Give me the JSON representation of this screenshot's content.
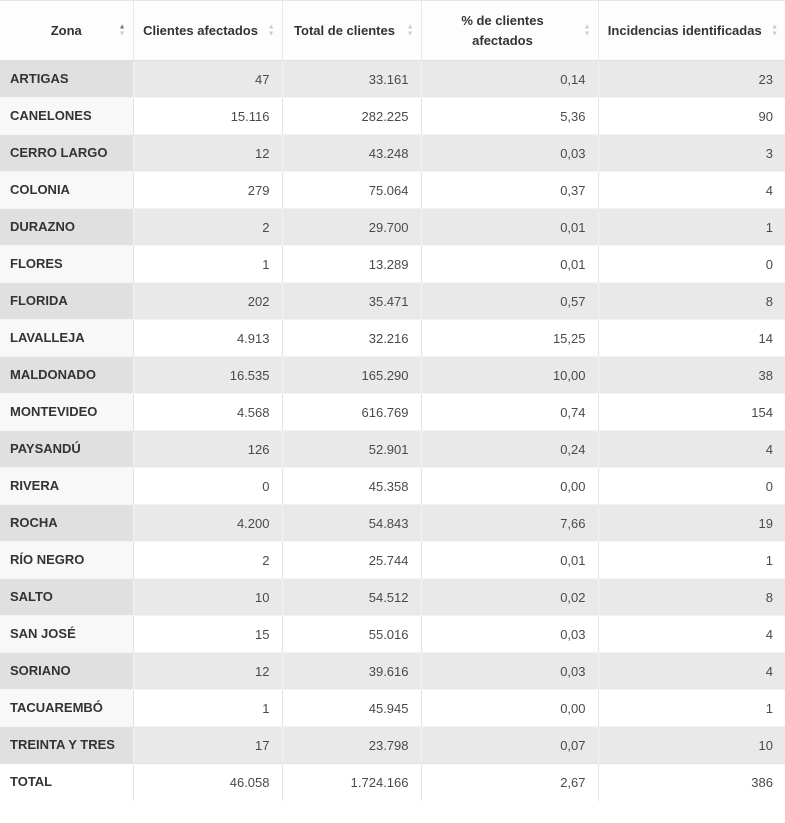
{
  "table": {
    "columns": [
      {
        "label": "Zona",
        "sort": "asc"
      },
      {
        "label": "Clientes afectados",
        "sort": "none"
      },
      {
        "label": "Total de clientes",
        "sort": "none"
      },
      {
        "label": "% de clientes afectados",
        "sort": "none"
      },
      {
        "label": "Incidencias identificadas",
        "sort": "none"
      }
    ],
    "sort_icon": {
      "up": "▲",
      "down": "▼"
    },
    "rows": [
      {
        "zona": "ARTIGAS",
        "clientes_afectados": "47",
        "total_clientes": "33.161",
        "pct_afectados": "0,14",
        "incidencias": "23"
      },
      {
        "zona": "CANELONES",
        "clientes_afectados": "15.116",
        "total_clientes": "282.225",
        "pct_afectados": "5,36",
        "incidencias": "90"
      },
      {
        "zona": "CERRO LARGO",
        "clientes_afectados": "12",
        "total_clientes": "43.248",
        "pct_afectados": "0,03",
        "incidencias": "3"
      },
      {
        "zona": "COLONIA",
        "clientes_afectados": "279",
        "total_clientes": "75.064",
        "pct_afectados": "0,37",
        "incidencias": "4"
      },
      {
        "zona": "DURAZNO",
        "clientes_afectados": "2",
        "total_clientes": "29.700",
        "pct_afectados": "0,01",
        "incidencias": "1"
      },
      {
        "zona": "FLORES",
        "clientes_afectados": "1",
        "total_clientes": "13.289",
        "pct_afectados": "0,01",
        "incidencias": "0"
      },
      {
        "zona": "FLORIDA",
        "clientes_afectados": "202",
        "total_clientes": "35.471",
        "pct_afectados": "0,57",
        "incidencias": "8"
      },
      {
        "zona": "LAVALLEJA",
        "clientes_afectados": "4.913",
        "total_clientes": "32.216",
        "pct_afectados": "15,25",
        "incidencias": "14"
      },
      {
        "zona": "MALDONADO",
        "clientes_afectados": "16.535",
        "total_clientes": "165.290",
        "pct_afectados": "10,00",
        "incidencias": "38"
      },
      {
        "zona": "MONTEVIDEO",
        "clientes_afectados": "4.568",
        "total_clientes": "616.769",
        "pct_afectados": "0,74",
        "incidencias": "154"
      },
      {
        "zona": "PAYSANDÚ",
        "clientes_afectados": "126",
        "total_clientes": "52.901",
        "pct_afectados": "0,24",
        "incidencias": "4"
      },
      {
        "zona": "RIVERA",
        "clientes_afectados": "0",
        "total_clientes": "45.358",
        "pct_afectados": "0,00",
        "incidencias": "0"
      },
      {
        "zona": "ROCHA",
        "clientes_afectados": "4.200",
        "total_clientes": "54.843",
        "pct_afectados": "7,66",
        "incidencias": "19"
      },
      {
        "zona": "RÍO NEGRO",
        "clientes_afectados": "2",
        "total_clientes": "25.744",
        "pct_afectados": "0,01",
        "incidencias": "1"
      },
      {
        "zona": "SALTO",
        "clientes_afectados": "10",
        "total_clientes": "54.512",
        "pct_afectados": "0,02",
        "incidencias": "8"
      },
      {
        "zona": "SAN JOSÉ",
        "clientes_afectados": "15",
        "total_clientes": "55.016",
        "pct_afectados": "0,03",
        "incidencias": "4"
      },
      {
        "zona": "SORIANO",
        "clientes_afectados": "12",
        "total_clientes": "39.616",
        "pct_afectados": "0,03",
        "incidencias": "4"
      },
      {
        "zona": "TACUAREMBÓ",
        "clientes_afectados": "1",
        "total_clientes": "45.945",
        "pct_afectados": "0,00",
        "incidencias": "1"
      },
      {
        "zona": "TREINTA Y TRES",
        "clientes_afectados": "17",
        "total_clientes": "23.798",
        "pct_afectados": "0,07",
        "incidencias": "10"
      }
    ],
    "footer": {
      "zona": "TOTAL",
      "clientes_afectados": "46.058",
      "total_clientes": "1.724.166",
      "pct_afectados": "2,67",
      "incidencias": "386"
    }
  },
  "colors": {
    "stripe_row": "#e9e9e9",
    "stripe_sorted_cell": "#e0e0e0",
    "white_sorted_cell": "#f8f8f8",
    "header_text": "#333333",
    "body_text": "#4a4a4a",
    "border": "#e0e0e0",
    "sort_arrow_active": "#757575",
    "sort_arrow_inactive": "#cccccc"
  }
}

========================================

- [SET TASK]
Write out each line of the data exactly; the images should be left out.

- [RESULT OF THIS TASK]
Give me the JSON representation of this screenshot's content.
{
  "table": {
    "columns": [
      {
        "label": "Zona",
        "sort": "asc"
      },
      {
        "label": "Clientes afectados",
        "sort": "none"
      },
      {
        "label": "Total de clientes",
        "sort": "none"
      },
      {
        "label": "% de clientes afectados",
        "sort": "none"
      },
      {
        "label": "Incidencias identificadas",
        "sort": "none"
      }
    ],
    "sort_icon": {
      "up": "▲",
      "down": "▼"
    },
    "rows": [
      {
        "zona": "ARTIGAS",
        "clientes_afectados": "47",
        "total_clientes": "33.161",
        "pct_afectados": "0,14",
        "incidencias": "23"
      },
      {
        "zona": "CANELONES",
        "clientes_afectados": "15.116",
        "total_clientes": "282.225",
        "pct_afectados": "5,36",
        "incidencias": "90"
      },
      {
        "zona": "CERRO LARGO",
        "clientes_afectados": "12",
        "total_clientes": "43.248",
        "pct_afectados": "0,03",
        "incidencias": "3"
      },
      {
        "zona": "COLONIA",
        "clientes_afectados": "279",
        "total_clientes": "75.064",
        "pct_afectados": "0,37",
        "incidencias": "4"
      },
      {
        "zona": "DURAZNO",
        "clientes_afectados": "2",
        "total_clientes": "29.700",
        "pct_afectados": "0,01",
        "incidencias": "1"
      },
      {
        "zona": "FLORES",
        "clientes_afectados": "1",
        "total_clientes": "13.289",
        "pct_afectados": "0,01",
        "incidencias": "0"
      },
      {
        "zona": "FLORIDA",
        "clientes_afectados": "202",
        "total_clientes": "35.471",
        "pct_afectados": "0,57",
        "incidencias": "8"
      },
      {
        "zona": "LAVALLEJA",
        "clientes_afectados": "4.913",
        "total_clientes": "32.216",
        "pct_afectados": "15,25",
        "incidencias": "14"
      },
      {
        "zona": "MALDONADO",
        "clientes_afectados": "16.535",
        "total_clientes": "165.290",
        "pct_afectados": "10,00",
        "incidencias": "38"
      },
      {
        "zona": "MONTEVIDEO",
        "clientes_afectados": "4.568",
        "total_clientes": "616.769",
        "pct_afectados": "0,74",
        "incidencias": "154"
      },
      {
        "zona": "PAYSANDÚ",
        "clientes_afectados": "126",
        "total_clientes": "52.901",
        "pct_afectados": "0,24",
        "incidencias": "4"
      },
      {
        "zona": "RIVERA",
        "clientes_afectados": "0",
        "total_clientes": "45.358",
        "pct_afectados": "0,00",
        "incidencias": "0"
      },
      {
        "zona": "ROCHA",
        "clientes_afectados": "4.200",
        "total_clientes": "54.843",
        "pct_afectados": "7,66",
        "incidencias": "19"
      },
      {
        "zona": "RÍO NEGRO",
        "clientes_afectados": "2",
        "total_clientes": "25.744",
        "pct_afectados": "0,01",
        "incidencias": "1"
      },
      {
        "zona": "SALTO",
        "clientes_afectados": "10",
        "total_clientes": "54.512",
        "pct_afectados": "0,02",
        "incidencias": "8"
      },
      {
        "zona": "SAN JOSÉ",
        "clientes_afectados": "15",
        "total_clientes": "55.016",
        "pct_afectados": "0,03",
        "incidencias": "4"
      },
      {
        "zona": "SORIANO",
        "clientes_afectados": "12",
        "total_clientes": "39.616",
        "pct_afectados": "0,03",
        "incidencias": "4"
      },
      {
        "zona": "TACUAREMBÓ",
        "clientes_afectados": "1",
        "total_clientes": "45.945",
        "pct_afectados": "0,00",
        "incidencias": "1"
      },
      {
        "zona": "TREINTA Y TRES",
        "clientes_afectados": "17",
        "total_clientes": "23.798",
        "pct_afectados": "0,07",
        "incidencias": "10"
      }
    ],
    "footer": {
      "zona": "TOTAL",
      "clientes_afectados": "46.058",
      "total_clientes": "1.724.166",
      "pct_afectados": "2,67",
      "incidencias": "386"
    }
  },
  "colors": {
    "stripe_row": "#e9e9e9",
    "stripe_sorted_cell": "#e0e0e0",
    "white_sorted_cell": "#f8f8f8",
    "header_text": "#333333",
    "body_text": "#4a4a4a",
    "border": "#e0e0e0",
    "sort_arrow_active": "#757575",
    "sort_arrow_inactive": "#cccccc"
  }
}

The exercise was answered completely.